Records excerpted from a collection
<<<<
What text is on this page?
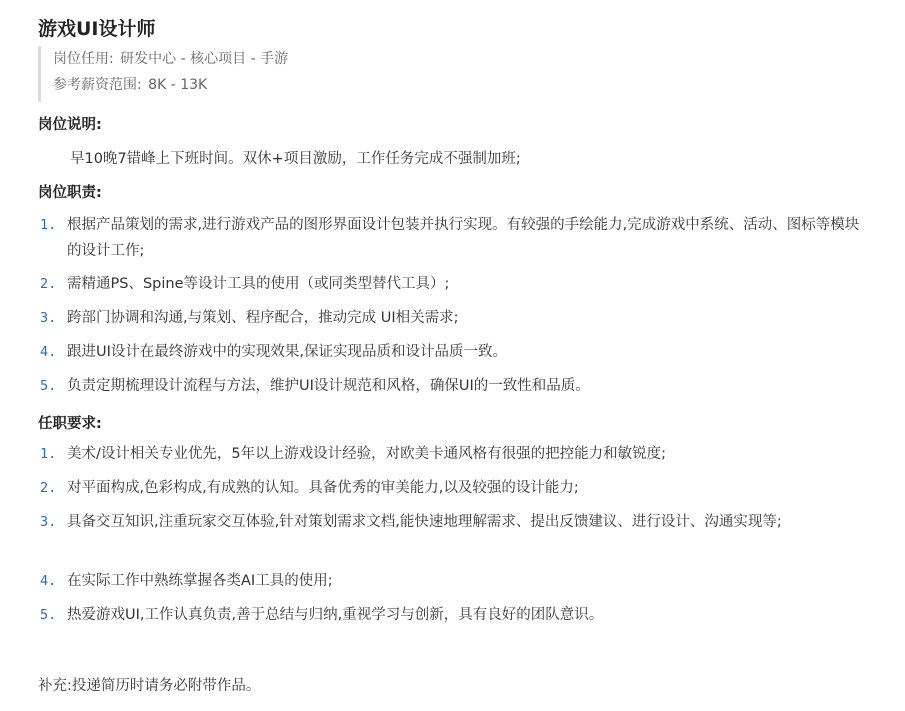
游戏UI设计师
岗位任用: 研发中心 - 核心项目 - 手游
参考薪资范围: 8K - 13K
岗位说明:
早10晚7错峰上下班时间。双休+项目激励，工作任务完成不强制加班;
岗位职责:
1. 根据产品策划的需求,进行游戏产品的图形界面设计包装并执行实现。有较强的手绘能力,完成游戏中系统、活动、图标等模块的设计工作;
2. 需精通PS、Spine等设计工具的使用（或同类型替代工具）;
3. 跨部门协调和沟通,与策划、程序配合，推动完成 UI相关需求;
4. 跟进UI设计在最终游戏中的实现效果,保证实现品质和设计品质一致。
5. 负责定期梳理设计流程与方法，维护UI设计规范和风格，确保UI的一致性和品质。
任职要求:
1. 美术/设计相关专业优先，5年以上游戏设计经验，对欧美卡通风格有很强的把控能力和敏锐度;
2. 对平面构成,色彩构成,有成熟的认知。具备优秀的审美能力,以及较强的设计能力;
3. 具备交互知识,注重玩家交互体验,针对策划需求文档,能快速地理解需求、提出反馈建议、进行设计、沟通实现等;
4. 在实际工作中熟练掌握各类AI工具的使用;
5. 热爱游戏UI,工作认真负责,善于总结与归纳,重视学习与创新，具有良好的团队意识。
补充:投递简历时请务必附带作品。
>>>>
Copy the records exactly as they appear, excluding images.

# Solved problem
What text is on this page?
游戏UI设计师
岗位任用: 研发中心 - 核心项目 - 手游
参考薪资范围: 8K - 13K
岗位说明:
早10晚7错峰上下班时间。双休+项目激励，工作任务完成不强制加班;
岗位职责:
1. 根据产品策划的需求,进行游戏产品的图形界面设计包装并执行实现。有较强的手绘能力,完成游戏中系统、活动、图标等模块的设计工作;
2. 需精通PS、Spine等设计工具的使用（或同类型替代工具）;
3. 跨部门协调和沟通,与策划、程序配合，推动完成 UI相关需求;
4. 跟进UI设计在最终游戏中的实现效果,保证实现品质和设计品质一致。
5. 负责定期梳理设计流程与方法，维护UI设计规范和风格，确保UI的一致性和品质。
任职要求:
1. 美术/设计相关专业优先，5年以上游戏设计经验，对欧美卡通风格有很强的把控能力和敏锐度;
2. 对平面构成,色彩构成,有成熟的认知。具备优秀的审美能力,以及较强的设计能力;
3. 具备交互知识,注重玩家交互体验,针对策划需求文档,能快速地理解需求、提出反馈建议、进行设计、沟通实现等;
4. 在实际工作中熟练掌握各类AI工具的使用;
5. 热爱游戏UI,工作认真负责,善于总结与归纳,重视学习与创新，具有良好的团队意识。
补充:投递简历时请务必附带作品。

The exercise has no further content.